▸ **Problem description**: Search the data for the word "processing" and copy every line where it occurs.

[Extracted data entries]
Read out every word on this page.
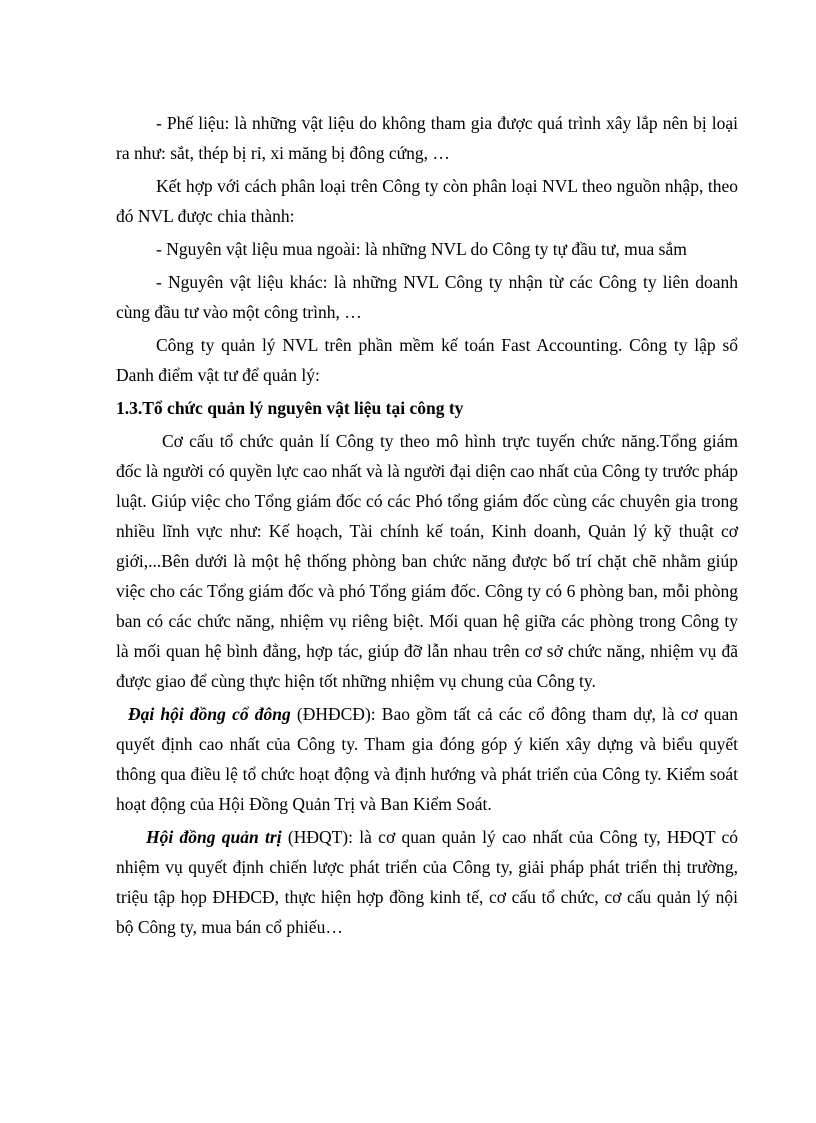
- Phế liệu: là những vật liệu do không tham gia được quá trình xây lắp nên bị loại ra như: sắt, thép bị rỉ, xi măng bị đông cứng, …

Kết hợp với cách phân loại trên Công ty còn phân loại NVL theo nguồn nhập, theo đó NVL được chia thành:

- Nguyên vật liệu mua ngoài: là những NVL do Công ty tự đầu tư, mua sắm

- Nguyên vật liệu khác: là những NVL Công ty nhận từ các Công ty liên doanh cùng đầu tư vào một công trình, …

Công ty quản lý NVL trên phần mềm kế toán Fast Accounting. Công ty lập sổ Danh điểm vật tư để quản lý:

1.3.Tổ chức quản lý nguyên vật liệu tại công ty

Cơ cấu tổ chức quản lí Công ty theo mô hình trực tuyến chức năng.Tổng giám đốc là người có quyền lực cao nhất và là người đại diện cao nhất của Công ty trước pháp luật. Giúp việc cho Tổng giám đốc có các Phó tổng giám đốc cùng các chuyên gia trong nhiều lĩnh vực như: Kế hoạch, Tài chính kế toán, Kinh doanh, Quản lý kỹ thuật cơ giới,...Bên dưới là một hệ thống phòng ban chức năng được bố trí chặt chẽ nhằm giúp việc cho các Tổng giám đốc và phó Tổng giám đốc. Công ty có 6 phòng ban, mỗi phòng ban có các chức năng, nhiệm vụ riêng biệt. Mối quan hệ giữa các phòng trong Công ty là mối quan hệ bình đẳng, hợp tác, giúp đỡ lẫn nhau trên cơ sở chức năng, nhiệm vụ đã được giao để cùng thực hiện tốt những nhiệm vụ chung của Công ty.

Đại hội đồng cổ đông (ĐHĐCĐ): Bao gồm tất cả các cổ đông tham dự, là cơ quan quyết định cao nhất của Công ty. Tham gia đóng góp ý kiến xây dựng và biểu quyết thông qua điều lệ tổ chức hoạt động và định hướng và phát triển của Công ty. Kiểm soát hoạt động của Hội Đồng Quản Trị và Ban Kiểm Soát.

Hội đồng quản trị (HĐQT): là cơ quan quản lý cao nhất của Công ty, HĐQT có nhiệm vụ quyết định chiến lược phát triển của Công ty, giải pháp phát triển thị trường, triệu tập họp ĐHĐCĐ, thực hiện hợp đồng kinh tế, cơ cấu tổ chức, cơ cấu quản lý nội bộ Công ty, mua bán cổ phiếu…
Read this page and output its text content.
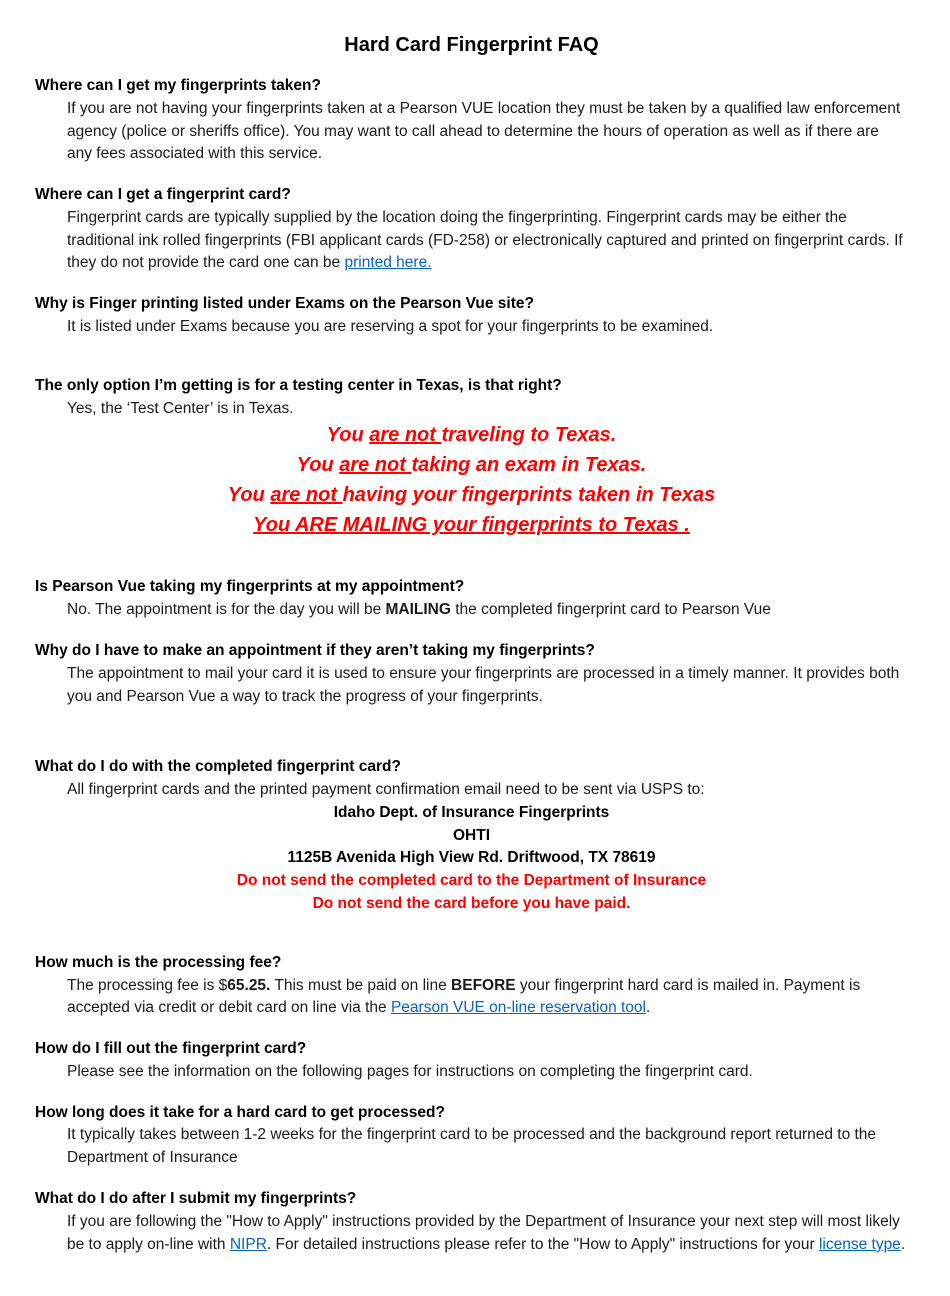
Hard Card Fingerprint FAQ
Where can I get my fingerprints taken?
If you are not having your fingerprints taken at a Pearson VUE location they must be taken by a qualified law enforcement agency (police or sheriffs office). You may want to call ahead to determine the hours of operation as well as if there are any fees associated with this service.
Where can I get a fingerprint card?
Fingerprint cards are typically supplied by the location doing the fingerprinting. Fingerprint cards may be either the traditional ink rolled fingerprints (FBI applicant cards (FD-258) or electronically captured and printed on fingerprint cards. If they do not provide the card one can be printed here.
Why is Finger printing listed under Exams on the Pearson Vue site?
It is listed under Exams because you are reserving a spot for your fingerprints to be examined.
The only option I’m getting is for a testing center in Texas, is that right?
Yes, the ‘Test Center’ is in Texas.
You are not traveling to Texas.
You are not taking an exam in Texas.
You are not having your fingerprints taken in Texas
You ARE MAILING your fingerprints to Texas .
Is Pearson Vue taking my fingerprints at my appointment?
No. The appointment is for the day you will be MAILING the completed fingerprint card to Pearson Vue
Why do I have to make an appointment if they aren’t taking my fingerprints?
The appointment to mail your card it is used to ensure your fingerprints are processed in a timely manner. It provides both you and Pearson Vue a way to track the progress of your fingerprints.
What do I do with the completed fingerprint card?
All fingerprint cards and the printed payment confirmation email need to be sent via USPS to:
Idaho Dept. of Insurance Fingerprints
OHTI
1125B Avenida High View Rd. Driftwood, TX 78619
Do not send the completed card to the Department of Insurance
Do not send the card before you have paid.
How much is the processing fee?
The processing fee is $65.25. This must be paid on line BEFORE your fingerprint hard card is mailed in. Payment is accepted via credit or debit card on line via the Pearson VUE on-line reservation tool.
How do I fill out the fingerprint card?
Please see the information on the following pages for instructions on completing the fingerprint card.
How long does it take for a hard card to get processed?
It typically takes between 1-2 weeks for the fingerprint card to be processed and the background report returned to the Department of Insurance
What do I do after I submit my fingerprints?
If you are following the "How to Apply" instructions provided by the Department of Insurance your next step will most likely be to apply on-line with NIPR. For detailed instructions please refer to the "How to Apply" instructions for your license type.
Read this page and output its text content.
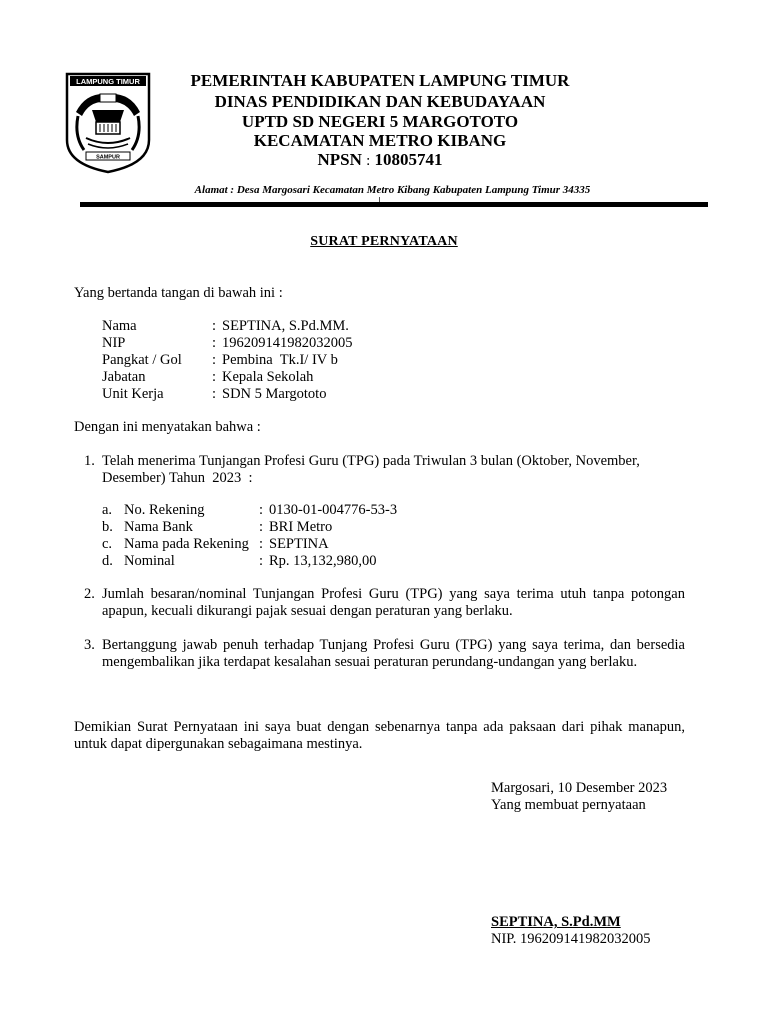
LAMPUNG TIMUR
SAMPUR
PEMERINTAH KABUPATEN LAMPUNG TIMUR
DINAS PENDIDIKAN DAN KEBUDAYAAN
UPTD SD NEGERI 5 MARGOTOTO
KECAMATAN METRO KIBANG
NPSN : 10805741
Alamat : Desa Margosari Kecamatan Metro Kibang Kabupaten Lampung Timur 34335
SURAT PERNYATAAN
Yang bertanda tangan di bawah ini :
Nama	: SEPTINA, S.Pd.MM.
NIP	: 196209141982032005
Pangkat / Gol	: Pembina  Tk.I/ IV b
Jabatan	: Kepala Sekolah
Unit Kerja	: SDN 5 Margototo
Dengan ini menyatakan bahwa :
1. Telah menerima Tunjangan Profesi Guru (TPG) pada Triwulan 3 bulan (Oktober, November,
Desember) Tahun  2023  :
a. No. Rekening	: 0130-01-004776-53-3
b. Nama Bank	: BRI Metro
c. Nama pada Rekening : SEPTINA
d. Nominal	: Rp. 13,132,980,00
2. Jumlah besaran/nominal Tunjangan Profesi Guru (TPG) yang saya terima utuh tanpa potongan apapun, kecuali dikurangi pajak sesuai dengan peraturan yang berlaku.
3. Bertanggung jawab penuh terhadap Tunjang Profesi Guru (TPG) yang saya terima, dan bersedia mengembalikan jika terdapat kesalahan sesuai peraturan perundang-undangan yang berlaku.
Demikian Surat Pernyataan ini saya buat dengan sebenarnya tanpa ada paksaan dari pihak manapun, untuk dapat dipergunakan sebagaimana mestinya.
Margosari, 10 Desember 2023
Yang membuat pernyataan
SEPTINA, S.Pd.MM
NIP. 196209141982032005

▸ **Expected output**:
How much is the processing fee?
The processing fee is $65.25. This must be paid on line BEFORE your fingerprint hard card is mailed in. Payment is accepted via credit or debit card on line via the Pearson VUE on-line reservation tool.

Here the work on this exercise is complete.